------ Dataset content
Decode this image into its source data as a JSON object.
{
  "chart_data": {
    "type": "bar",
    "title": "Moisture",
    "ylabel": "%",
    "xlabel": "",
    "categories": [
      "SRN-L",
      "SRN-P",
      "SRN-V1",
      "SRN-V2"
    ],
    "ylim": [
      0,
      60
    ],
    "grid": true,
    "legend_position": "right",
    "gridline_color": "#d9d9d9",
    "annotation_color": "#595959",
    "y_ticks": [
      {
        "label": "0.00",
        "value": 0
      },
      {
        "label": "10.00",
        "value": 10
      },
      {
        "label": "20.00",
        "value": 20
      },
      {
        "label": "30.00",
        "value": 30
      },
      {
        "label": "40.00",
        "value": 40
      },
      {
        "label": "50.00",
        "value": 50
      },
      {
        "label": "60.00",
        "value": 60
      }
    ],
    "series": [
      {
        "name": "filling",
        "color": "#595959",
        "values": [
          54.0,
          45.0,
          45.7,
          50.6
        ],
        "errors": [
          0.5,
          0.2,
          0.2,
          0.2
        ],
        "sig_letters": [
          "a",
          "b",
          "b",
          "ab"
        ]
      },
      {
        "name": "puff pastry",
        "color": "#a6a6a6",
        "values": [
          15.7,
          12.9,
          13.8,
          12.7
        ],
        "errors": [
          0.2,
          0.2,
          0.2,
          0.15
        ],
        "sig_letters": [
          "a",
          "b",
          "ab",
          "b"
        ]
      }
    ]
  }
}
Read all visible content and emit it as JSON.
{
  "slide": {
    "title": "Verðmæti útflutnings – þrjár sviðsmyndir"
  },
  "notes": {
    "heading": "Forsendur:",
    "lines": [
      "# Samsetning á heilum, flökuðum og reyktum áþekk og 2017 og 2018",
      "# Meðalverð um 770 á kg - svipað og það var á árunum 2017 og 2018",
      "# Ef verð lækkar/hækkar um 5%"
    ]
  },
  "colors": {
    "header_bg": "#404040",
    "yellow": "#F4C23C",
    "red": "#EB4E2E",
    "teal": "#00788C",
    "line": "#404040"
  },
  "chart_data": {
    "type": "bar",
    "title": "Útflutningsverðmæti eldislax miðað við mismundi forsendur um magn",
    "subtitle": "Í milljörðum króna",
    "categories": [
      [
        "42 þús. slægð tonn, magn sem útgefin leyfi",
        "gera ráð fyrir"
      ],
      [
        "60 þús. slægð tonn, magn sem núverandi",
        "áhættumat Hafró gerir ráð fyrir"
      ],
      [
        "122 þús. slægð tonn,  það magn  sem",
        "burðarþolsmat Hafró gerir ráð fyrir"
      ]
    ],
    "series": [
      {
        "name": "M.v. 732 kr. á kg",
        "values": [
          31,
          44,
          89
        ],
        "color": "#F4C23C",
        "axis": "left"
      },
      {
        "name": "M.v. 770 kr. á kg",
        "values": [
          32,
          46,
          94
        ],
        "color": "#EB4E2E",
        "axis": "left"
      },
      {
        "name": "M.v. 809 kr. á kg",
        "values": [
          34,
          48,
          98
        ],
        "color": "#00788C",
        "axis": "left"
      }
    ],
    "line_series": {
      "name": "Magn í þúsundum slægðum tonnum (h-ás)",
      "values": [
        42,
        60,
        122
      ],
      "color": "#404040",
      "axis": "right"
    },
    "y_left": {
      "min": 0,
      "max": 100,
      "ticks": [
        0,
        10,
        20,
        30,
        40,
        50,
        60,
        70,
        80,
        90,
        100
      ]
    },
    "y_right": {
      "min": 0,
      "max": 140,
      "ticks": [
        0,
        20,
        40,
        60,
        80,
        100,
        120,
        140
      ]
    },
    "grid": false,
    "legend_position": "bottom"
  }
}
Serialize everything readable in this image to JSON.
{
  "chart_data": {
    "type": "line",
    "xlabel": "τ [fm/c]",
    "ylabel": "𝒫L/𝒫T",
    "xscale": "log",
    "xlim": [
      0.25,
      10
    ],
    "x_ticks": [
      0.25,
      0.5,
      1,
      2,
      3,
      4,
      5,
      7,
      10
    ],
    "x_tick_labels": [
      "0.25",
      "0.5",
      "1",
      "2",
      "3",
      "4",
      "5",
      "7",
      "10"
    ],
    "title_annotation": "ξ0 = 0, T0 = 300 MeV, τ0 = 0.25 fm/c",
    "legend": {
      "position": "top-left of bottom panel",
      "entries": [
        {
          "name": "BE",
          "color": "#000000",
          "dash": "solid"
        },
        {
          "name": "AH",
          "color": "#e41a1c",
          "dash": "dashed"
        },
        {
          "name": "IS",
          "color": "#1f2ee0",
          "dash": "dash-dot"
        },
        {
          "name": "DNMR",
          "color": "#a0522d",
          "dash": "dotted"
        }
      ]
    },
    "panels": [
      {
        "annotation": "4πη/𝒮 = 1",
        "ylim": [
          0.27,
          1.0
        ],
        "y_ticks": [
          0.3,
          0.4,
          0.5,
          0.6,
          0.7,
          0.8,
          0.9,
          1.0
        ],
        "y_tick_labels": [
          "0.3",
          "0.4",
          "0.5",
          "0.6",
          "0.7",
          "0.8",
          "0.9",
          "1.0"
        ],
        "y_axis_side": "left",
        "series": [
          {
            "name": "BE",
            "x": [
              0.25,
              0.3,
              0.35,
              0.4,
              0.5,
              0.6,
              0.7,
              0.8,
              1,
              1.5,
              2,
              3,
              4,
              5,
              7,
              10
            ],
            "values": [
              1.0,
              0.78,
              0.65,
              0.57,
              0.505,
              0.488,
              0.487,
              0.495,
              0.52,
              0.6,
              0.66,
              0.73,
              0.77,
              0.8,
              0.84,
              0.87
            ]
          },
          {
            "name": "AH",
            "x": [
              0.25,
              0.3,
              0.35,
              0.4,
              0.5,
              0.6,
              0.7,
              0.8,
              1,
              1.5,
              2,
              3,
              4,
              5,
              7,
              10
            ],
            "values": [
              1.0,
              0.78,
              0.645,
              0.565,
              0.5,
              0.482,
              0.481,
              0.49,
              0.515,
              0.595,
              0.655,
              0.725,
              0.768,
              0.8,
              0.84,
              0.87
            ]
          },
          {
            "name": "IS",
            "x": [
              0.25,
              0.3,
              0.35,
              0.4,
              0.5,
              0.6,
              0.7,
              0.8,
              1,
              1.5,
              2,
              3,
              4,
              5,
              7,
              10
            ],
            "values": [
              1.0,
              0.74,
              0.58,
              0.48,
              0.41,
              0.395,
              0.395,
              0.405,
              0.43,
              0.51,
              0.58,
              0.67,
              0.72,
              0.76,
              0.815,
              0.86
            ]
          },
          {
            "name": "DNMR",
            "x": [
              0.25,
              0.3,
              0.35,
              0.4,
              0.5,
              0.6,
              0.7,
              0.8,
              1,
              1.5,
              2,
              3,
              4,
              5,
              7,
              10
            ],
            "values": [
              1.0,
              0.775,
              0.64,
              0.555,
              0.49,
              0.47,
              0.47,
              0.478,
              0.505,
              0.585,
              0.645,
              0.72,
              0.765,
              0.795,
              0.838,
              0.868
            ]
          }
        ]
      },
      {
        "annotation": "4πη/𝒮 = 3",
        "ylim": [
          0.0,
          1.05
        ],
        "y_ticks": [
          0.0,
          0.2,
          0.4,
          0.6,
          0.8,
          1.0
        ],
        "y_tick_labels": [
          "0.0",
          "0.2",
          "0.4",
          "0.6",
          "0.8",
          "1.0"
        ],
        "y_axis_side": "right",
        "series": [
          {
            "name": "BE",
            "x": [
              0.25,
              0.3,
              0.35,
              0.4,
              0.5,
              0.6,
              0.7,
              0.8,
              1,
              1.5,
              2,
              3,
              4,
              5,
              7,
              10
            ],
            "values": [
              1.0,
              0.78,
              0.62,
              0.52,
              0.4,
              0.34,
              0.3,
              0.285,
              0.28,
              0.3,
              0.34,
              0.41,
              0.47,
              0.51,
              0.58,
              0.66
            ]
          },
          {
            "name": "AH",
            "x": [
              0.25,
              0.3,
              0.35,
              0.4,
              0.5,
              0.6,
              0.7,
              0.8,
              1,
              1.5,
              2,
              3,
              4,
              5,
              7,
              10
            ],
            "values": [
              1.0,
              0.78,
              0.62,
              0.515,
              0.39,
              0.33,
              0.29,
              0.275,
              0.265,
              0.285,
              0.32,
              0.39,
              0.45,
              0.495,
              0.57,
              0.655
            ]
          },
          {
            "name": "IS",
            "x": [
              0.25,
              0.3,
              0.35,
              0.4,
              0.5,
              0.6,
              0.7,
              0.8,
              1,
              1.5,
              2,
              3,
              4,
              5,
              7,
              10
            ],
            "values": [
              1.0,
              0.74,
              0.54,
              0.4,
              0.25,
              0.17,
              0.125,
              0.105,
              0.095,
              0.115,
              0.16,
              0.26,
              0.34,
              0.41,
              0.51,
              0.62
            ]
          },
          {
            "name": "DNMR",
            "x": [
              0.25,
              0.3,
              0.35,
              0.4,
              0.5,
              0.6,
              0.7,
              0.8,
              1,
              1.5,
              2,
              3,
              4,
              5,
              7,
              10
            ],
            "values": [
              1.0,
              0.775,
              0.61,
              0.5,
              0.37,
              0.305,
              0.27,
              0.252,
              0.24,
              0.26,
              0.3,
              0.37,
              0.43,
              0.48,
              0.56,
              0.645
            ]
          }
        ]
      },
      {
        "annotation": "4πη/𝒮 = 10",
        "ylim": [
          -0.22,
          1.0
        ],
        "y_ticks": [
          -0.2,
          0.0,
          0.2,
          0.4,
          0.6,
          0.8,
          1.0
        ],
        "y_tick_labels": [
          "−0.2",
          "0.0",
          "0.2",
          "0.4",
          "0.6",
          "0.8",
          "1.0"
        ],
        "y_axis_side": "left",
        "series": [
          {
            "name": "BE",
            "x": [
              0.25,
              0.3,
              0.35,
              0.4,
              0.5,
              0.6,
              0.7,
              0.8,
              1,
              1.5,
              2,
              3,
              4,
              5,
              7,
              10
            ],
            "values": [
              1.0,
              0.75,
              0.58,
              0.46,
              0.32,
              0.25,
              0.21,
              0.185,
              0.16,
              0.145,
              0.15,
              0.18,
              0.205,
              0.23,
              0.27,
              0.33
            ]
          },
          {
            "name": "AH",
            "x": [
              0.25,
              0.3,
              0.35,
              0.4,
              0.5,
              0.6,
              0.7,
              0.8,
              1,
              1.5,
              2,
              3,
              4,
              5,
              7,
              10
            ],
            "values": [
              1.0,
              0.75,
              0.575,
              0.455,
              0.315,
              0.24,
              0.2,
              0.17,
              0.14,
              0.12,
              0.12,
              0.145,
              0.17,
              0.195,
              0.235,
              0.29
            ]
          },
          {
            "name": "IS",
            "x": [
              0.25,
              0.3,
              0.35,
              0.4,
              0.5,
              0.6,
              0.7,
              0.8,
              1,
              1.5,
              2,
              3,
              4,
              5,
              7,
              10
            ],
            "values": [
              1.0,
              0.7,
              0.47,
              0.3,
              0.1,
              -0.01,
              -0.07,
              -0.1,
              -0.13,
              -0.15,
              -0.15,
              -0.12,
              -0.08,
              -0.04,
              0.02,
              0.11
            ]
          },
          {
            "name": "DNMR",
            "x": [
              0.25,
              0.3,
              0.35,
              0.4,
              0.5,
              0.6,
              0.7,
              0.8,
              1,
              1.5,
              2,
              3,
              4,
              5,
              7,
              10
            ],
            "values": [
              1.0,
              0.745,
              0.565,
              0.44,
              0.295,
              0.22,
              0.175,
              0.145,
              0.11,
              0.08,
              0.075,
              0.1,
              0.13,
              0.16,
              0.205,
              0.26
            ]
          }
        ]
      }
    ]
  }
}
------------
Problem description
In the listing above, find each line with the word "gerir" and copy it.

Answer to the task
        "áhættumat Hafró gerir ráð fyrir"
        "burðarþolsmat Hafró gerir ráð fyrir"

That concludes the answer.